··· Information given ···

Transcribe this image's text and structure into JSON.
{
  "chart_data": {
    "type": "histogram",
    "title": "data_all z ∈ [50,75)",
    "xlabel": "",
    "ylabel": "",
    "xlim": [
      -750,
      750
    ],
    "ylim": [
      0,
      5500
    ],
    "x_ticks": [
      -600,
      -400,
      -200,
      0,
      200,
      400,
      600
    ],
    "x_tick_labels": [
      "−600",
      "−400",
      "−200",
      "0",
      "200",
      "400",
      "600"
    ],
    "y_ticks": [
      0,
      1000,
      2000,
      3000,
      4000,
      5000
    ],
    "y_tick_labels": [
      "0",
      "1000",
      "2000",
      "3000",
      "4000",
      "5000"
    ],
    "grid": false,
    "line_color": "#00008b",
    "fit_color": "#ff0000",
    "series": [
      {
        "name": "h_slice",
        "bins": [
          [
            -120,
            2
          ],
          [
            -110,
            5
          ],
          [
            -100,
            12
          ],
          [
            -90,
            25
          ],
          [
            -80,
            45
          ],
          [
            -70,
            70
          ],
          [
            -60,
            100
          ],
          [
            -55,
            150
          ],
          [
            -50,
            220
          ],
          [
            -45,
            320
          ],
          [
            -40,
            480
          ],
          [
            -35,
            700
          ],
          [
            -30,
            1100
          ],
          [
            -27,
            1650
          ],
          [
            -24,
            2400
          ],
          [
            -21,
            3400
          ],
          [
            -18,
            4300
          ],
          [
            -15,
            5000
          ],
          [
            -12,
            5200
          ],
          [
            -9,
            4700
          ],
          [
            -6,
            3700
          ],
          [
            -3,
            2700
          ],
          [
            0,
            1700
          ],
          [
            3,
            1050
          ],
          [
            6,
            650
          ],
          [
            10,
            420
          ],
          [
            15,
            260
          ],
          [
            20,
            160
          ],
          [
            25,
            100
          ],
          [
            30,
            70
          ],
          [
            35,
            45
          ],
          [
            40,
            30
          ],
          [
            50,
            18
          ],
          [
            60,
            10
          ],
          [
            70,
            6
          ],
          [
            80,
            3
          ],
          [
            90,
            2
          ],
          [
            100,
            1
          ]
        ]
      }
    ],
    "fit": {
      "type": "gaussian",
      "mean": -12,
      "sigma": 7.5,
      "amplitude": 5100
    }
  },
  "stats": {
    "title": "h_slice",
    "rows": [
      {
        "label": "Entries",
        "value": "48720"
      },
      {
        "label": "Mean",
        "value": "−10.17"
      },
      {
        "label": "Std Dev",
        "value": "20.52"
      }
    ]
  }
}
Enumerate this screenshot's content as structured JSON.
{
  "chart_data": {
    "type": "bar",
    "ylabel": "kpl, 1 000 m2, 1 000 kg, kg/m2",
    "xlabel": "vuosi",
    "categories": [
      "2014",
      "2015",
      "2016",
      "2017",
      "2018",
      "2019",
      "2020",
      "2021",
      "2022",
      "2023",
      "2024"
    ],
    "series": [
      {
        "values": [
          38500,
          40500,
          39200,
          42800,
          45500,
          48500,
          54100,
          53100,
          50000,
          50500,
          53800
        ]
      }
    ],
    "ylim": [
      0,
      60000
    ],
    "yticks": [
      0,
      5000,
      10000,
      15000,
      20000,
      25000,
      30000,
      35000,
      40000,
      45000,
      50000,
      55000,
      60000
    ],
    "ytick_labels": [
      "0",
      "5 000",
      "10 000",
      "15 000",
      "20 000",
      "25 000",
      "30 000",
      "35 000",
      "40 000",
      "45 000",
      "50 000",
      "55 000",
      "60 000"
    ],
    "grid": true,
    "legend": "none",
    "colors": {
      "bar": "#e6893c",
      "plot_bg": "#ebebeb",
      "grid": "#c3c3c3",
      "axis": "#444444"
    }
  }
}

···

Restate the data above word for word.

Transcribe this image's text and structure into JSON.
{
  "chart_data": {
    "type": "histogram",
    "title": "data_all z ∈ [50,75)",
    "xlabel": "",
    "ylabel": "",
    "xlim": [
      -750,
      750
    ],
    "ylim": [
      0,
      5500
    ],
    "x_ticks": [
      -600,
      -400,
      -200,
      0,
      200,
      400,
      600
    ],
    "x_tick_labels": [
      "−600",
      "−400",
      "−200",
      "0",
      "200",
      "400",
      "600"
    ],
    "y_ticks": [
      0,
      1000,
      2000,
      3000,
      4000,
      5000
    ],
    "y_tick_labels": [
      "0",
      "1000",
      "2000",
      "3000",
      "4000",
      "5000"
    ],
    "grid": false,
    "line_color": "#00008b",
    "fit_color": "#ff0000",
    "series": [
      {
        "name": "h_slice",
        "bins": [
          [
            -120,
            2
          ],
          [
            -110,
            5
          ],
          [
            -100,
            12
          ],
          [
            -90,
            25
          ],
          [
            -80,
            45
          ],
          [
            -70,
            70
          ],
          [
            -60,
            100
          ],
          [
            -55,
            150
          ],
          [
            -50,
            220
          ],
          [
            -45,
            320
          ],
          [
            -40,
            480
          ],
          [
            -35,
            700
          ],
          [
            -30,
            1100
          ],
          [
            -27,
            1650
          ],
          [
            -24,
            2400
          ],
          [
            -21,
            3400
          ],
          [
            -18,
            4300
          ],
          [
            -15,
            5000
          ],
          [
            -12,
            5200
          ],
          [
            -9,
            4700
          ],
          [
            -6,
            3700
          ],
          [
            -3,
            2700
          ],
          [
            0,
            1700
          ],
          [
            3,
            1050
          ],
          [
            6,
            650
          ],
          [
            10,
            420
          ],
          [
            15,
            260
          ],
          [
            20,
            160
          ],
          [
            25,
            100
          ],
          [
            30,
            70
          ],
          [
            35,
            45
          ],
          [
            40,
            30
          ],
          [
            50,
            18
          ],
          [
            60,
            10
          ],
          [
            70,
            6
          ],
          [
            80,
            3
          ],
          [
            90,
            2
          ],
          [
            100,
            1
          ]
        ]
      }
    ],
    "fit": {
      "type": "gaussian",
      "mean": -12,
      "sigma": 7.5,
      "amplitude": 5100
    }
  },
  "stats": {
    "title": "h_slice",
    "rows": [
      {
        "label": "Entries",
        "value": "48720"
      },
      {
        "label": "Mean",
        "value": "−10.17"
      },
      {
        "label": "Std Dev",
        "value": "20.52"
      }
    ]
  }
}
Enumerate this screenshot's content as structured JSON.
{
  "chart_data": {
    "type": "bar",
    "ylabel": "kpl, 1 000 m2, 1 000 kg, kg/m2",
    "xlabel": "vuosi",
    "categories": [
      "2014",
      "2015",
      "2016",
      "2017",
      "2018",
      "2019",
      "2020",
      "2021",
      "2022",
      "2023",
      "2024"
    ],
    "series": [
      {
        "values": [
          38500,
          40500,
          39200,
          42800,
          45500,
          48500,
          54100,
          53100,
          50000,
          50500,
          53800
        ]
      }
    ],
    "ylim": [
      0,
      60000
    ],
    "yticks": [
      0,
      5000,
      10000,
      15000,
      20000,
      25000,
      30000,
      35000,
      40000,
      45000,
      50000,
      55000,
      60000
    ],
    "ytick_labels": [
      "0",
      "5 000",
      "10 000",
      "15 000",
      "20 000",
      "25 000",
      "30 000",
      "35 000",
      "40 000",
      "45 000",
      "50 000",
      "55 000",
      "60 000"
    ],
    "grid": true,
    "legend": "none",
    "colors": {
      "bar": "#e6893c",
      "plot_bg": "#ebebeb",
      "grid": "#c3c3c3",
      "axis": "#444444"
    }
  }
}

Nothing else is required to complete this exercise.